(Collected data entries)
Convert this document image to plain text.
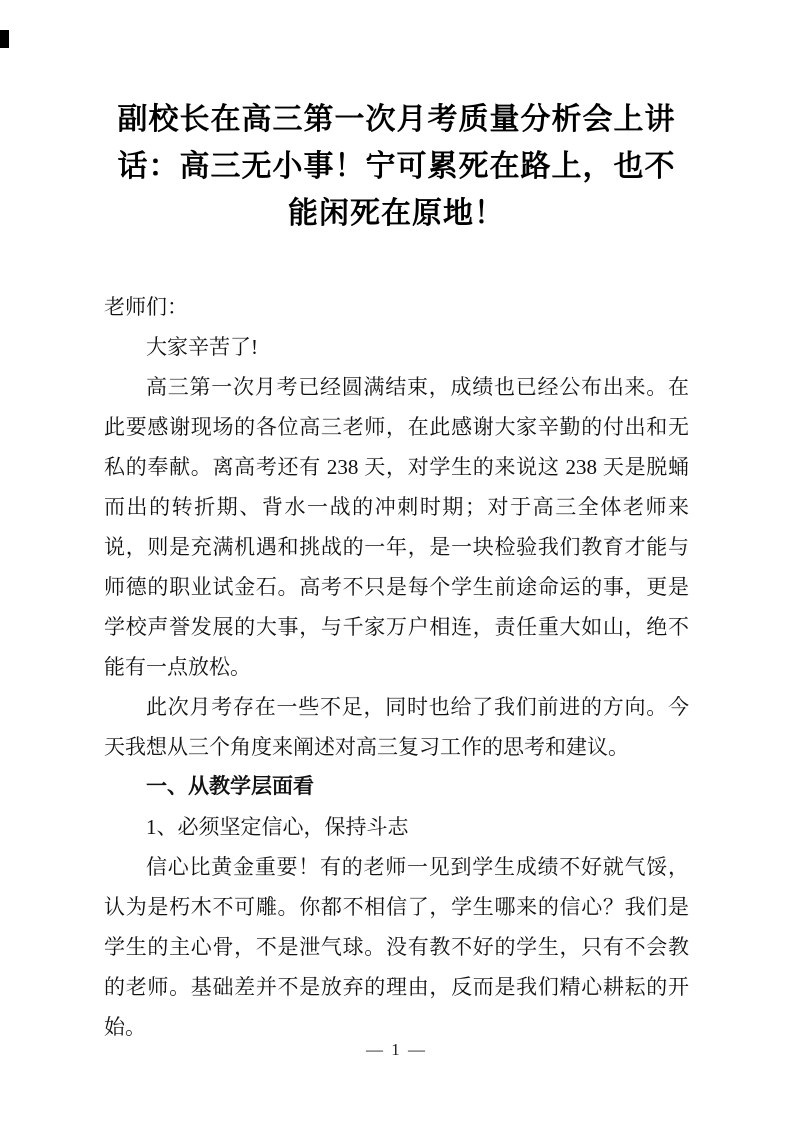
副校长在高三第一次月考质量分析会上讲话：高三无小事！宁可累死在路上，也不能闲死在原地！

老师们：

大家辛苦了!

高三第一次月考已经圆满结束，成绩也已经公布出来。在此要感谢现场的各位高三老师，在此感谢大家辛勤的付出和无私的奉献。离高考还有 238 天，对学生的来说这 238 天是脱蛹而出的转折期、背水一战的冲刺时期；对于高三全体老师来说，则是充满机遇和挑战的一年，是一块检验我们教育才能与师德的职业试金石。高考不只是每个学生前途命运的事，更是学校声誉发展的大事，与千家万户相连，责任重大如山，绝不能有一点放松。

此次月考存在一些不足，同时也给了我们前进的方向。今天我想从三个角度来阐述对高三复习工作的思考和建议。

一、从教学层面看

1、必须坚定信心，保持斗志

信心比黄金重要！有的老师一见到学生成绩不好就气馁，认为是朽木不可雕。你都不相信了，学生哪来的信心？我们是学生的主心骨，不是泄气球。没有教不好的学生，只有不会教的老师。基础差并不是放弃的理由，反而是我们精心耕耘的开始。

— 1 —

---

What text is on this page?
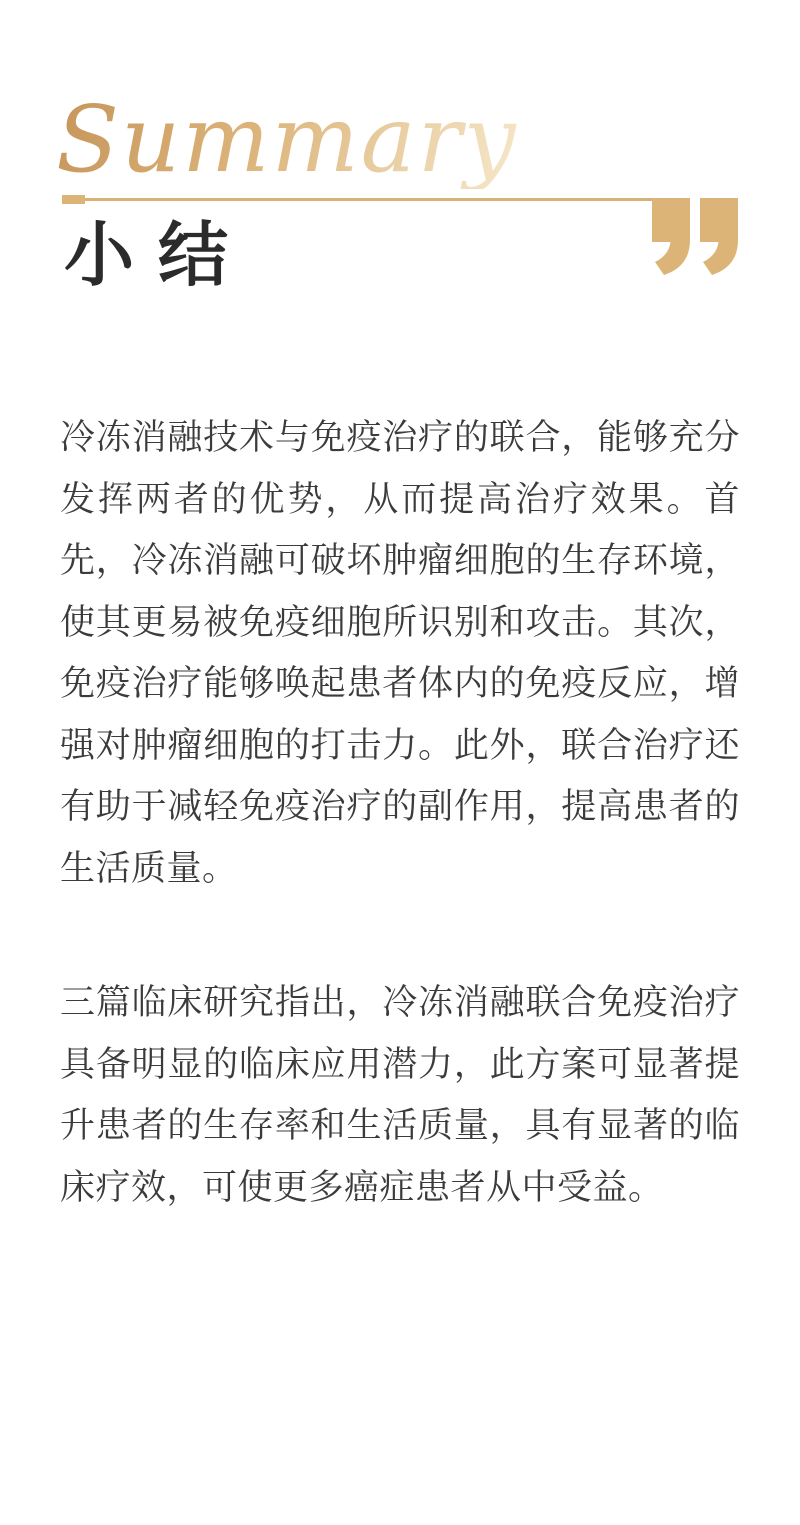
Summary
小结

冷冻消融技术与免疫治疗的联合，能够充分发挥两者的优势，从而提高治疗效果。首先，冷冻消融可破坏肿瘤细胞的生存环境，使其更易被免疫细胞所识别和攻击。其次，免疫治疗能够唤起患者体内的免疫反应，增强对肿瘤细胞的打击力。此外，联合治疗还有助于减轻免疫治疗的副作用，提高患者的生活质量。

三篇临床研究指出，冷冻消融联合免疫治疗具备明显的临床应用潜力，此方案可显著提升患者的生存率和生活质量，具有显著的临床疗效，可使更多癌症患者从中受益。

▸ Problem requirements: In the records above, how many lines contain the string "this"? State that number only.

▸ Full output: 2